> _Excerpt to read_

--- start ---

# Bag limit question.



## joshsmallwood1 (Dec 9, 2009)

Again I'm new to duck hunting... Are we limited to only the ducks listed in the regs? For instance.... Teal isn't listed but there was a early season for teal. So September was the only time we Could have shot teal. Correct? Ducks like gadwalls aren't listed but I know of guys who shot them last year. I that legal or are they just crazy? Are some ducks categorized differently in the regs and actually don't list every duck? Thanks for the help!!


----------



## duck-dawg (Dec 9, 2009)

Ducks listed in the regs have special regulations, i.e. whatever the regs specify about that particular duck. If it's not listed specifically in the regs, like teal, gadwalls, ringnecks, etc., you can shoot a full bag limit (6) of that particular species.


----------



## GSURugger (Dec 9, 2009)

duck-dawg said:


> Ducks listed in the regs have special regulations, i.e. whatever the regs specify about that particular duck. If it's not listed specifically in the regs, like teal, gadwalls, ringnecks, etc., you can shoot a full bag limit (6) of that particular species.



correct.  all the regs list is specific bag limits for certain birds, and also birds that you are not able to shoot.


----------



## bhamby (Dec 9, 2009)

duck-dawg said:


> Ducks listed in the regs have special regulations, i.e. whatever the regs specify about that particular duck. If it's not listed specifically in the regs, like teal, gadwalls, ringnecks, etc., you can shoot a full bag limit (6) of that particular species.



limit for teal is only 4 i thought in any combo bw or gw


----------



## GSURugger (Dec 9, 2009)

across the river said:


> The four bird limit on teal is only mentioned for the early teal season.  No limit is mentioned for the late season, meaning you can kill six.



not to sure on that...


----------



## MustangMAtt30 (Dec 9, 2009)

GSURugger said:


> not to sure on that...



Rugger is right!

Teal may be taken during the late season.

You can take any combination of species of teal as long as you don't exceed 4.

Here is a hypothetical bag for you:

4 GWT
2 Mallards

Total ducks in bag: 6

Don't forget you can also take a maximum of 5 geese in addition to your limit of ducks.


----------



## WOODIE13 (Dec 9, 2009)

MustangMAtt30 said:


> Rugger is right!
> 
> Teal may be taken during the late season.
> 
> ...

--- end ---

> _Data records_
--- start ---

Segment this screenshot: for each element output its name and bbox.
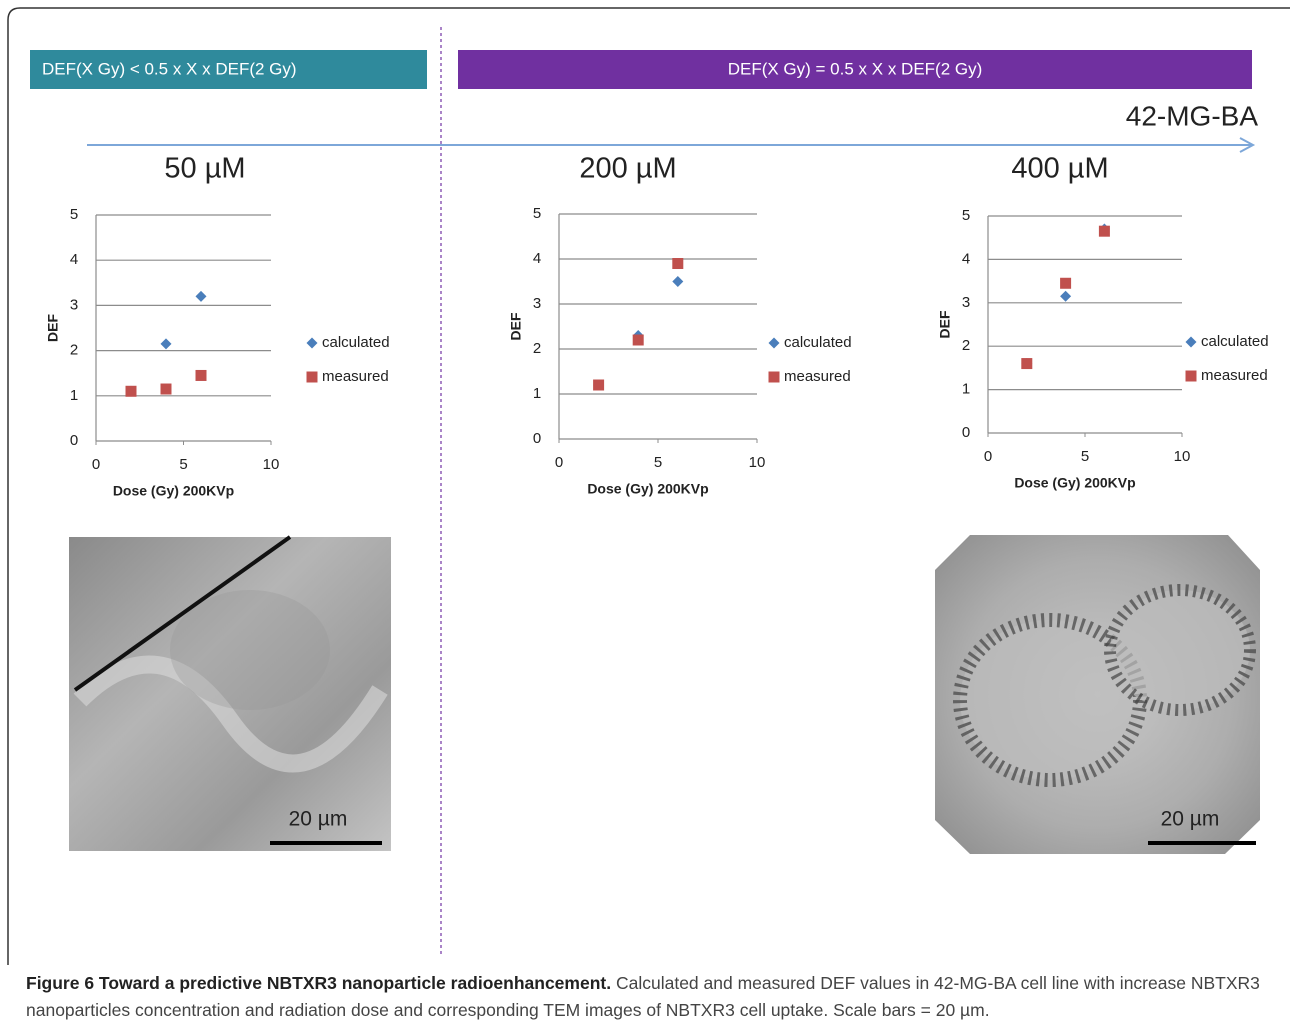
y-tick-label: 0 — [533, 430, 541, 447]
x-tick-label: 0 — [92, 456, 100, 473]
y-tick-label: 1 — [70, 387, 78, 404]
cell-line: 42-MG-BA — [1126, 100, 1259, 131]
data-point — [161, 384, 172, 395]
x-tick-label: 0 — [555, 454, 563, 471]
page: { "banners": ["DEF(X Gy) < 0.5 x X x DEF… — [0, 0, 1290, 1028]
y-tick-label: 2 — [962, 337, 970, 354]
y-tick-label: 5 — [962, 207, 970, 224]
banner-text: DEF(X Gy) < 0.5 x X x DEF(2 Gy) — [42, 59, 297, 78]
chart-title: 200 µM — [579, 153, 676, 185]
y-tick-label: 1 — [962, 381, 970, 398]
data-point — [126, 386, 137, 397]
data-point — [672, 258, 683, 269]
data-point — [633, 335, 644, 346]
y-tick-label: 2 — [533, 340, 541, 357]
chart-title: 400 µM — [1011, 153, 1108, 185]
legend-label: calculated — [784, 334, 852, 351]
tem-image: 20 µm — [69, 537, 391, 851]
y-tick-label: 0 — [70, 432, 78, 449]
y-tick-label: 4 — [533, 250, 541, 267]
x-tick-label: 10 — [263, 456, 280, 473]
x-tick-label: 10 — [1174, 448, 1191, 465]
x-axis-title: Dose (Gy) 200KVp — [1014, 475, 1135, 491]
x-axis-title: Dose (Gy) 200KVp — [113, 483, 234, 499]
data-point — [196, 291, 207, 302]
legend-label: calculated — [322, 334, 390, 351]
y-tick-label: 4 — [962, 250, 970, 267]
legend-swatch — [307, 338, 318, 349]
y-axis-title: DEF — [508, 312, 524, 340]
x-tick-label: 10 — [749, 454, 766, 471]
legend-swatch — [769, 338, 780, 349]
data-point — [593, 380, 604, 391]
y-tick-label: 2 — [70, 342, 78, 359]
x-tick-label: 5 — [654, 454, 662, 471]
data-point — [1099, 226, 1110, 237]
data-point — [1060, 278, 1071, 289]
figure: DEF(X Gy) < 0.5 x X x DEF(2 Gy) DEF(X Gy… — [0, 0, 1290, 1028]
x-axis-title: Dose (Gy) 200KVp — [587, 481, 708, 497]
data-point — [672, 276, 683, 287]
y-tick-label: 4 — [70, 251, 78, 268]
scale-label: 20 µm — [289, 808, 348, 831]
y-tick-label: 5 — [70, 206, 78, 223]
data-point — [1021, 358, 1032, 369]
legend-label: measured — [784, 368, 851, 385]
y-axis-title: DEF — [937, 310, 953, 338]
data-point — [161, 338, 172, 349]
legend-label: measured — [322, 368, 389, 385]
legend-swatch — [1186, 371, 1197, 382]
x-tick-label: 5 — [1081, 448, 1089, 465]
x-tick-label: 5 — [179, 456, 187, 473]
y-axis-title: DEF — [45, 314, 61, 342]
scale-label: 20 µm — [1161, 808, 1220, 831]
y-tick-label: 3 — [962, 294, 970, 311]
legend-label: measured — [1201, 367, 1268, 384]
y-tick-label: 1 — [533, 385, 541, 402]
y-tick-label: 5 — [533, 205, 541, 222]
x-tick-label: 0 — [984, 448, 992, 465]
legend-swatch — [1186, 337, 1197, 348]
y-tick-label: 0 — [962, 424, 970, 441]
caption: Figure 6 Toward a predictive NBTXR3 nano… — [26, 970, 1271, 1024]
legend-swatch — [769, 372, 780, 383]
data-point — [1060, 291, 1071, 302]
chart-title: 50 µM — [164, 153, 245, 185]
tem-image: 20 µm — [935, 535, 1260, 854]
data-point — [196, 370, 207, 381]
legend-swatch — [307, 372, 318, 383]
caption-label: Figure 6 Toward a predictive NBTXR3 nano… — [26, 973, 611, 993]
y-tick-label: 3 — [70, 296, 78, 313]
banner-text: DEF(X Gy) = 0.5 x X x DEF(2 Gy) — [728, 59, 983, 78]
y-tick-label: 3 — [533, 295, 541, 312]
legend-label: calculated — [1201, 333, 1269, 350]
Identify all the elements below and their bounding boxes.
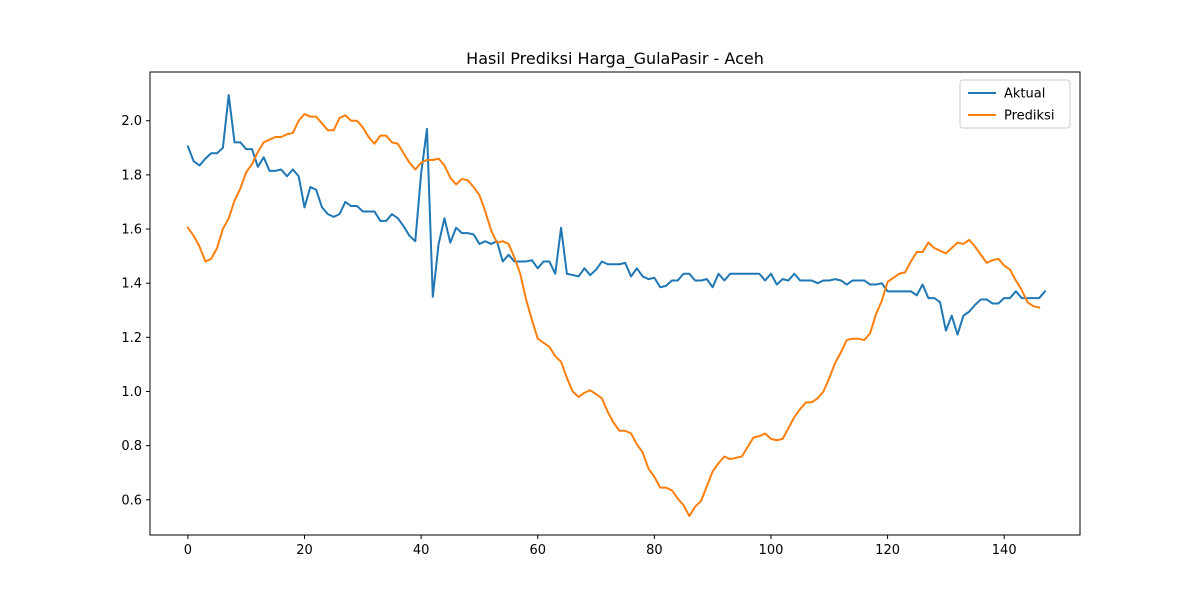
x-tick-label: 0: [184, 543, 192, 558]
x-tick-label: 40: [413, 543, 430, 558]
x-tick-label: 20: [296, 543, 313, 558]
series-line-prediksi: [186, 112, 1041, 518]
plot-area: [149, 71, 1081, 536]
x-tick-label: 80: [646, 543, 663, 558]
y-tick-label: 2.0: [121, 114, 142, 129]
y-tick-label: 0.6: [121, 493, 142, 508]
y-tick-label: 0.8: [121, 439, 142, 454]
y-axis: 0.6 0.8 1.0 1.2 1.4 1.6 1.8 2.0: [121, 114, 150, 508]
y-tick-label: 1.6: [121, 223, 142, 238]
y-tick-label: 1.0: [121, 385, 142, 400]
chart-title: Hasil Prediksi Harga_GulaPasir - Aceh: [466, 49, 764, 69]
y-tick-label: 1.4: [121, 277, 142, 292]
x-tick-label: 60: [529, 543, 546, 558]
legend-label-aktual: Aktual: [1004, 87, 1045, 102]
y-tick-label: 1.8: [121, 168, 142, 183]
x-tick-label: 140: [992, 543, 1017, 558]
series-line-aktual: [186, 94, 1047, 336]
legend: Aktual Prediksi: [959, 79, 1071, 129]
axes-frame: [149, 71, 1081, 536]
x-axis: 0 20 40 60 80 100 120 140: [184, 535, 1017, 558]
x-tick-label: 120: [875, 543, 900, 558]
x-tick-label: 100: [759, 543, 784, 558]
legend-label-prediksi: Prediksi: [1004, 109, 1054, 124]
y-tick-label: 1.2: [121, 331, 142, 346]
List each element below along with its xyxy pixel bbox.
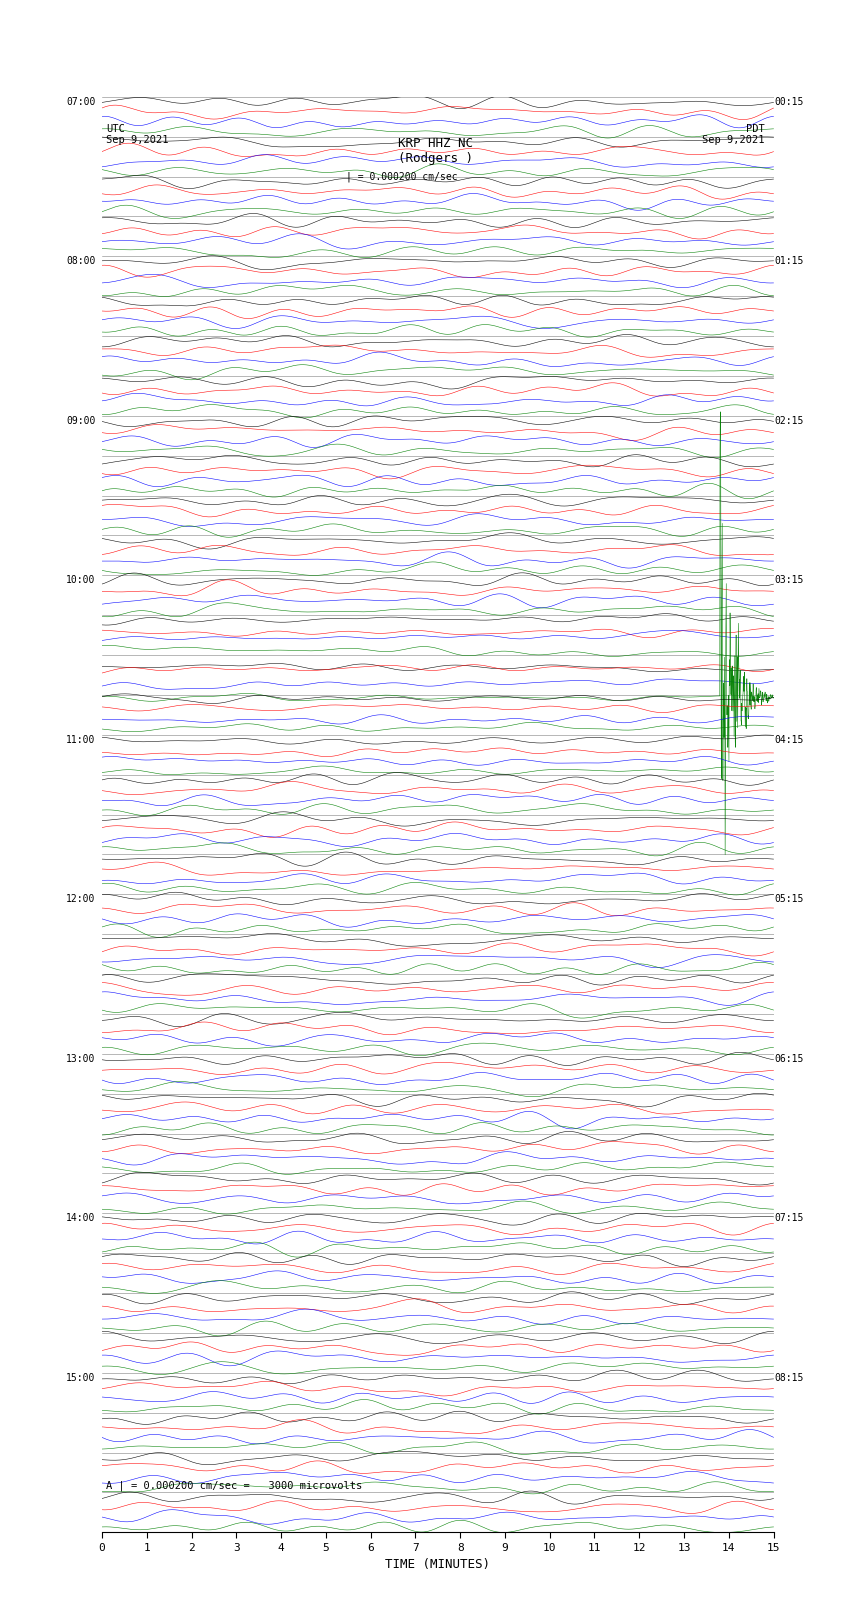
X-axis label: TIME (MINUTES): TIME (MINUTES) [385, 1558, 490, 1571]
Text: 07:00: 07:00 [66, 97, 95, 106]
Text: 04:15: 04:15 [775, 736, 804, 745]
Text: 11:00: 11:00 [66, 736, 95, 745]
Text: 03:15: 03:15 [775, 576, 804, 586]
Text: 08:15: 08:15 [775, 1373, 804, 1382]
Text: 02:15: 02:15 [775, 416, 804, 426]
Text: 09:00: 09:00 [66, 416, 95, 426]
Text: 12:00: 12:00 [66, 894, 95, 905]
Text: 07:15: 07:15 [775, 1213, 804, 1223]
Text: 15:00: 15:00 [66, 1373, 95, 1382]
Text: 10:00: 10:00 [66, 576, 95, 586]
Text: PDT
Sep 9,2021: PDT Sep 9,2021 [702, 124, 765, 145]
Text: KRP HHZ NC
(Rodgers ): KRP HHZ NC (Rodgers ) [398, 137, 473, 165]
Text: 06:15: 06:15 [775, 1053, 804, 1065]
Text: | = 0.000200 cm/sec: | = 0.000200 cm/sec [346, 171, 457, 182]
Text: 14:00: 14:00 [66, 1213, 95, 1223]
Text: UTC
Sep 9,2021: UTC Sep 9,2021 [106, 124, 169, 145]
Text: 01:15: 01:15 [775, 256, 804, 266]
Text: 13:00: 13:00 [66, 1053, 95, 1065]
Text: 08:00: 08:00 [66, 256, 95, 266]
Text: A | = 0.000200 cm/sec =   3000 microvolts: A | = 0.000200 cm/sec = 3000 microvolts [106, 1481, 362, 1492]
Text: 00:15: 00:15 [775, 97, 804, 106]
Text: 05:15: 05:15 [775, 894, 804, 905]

--- end ---

> _What you will do_
(1) According to MustangMAtt30 in the bag limit thread, how many geese may a hunter take in addition to the duck limit?
(2) In the bag limit thread, why does the post quoted from "across the river" conclude that six teal may be taken in the late season?
(3) Retype the part of the bag limit thread starting at "across the river" and ending at "can kill six.".

> _Responses in order_
(1) A maximum of 5 geese.

(2) The four-bird limit on teal is mentioned only for the early teal season, and no limit is mentioned for the late season. From that, the post concludes that a full six may be taken.

(3)
across the river said:


> The four bird limit on teal is only mentioned for the early teal season.  No limit is mentioned for the late season, meaning you can kill six.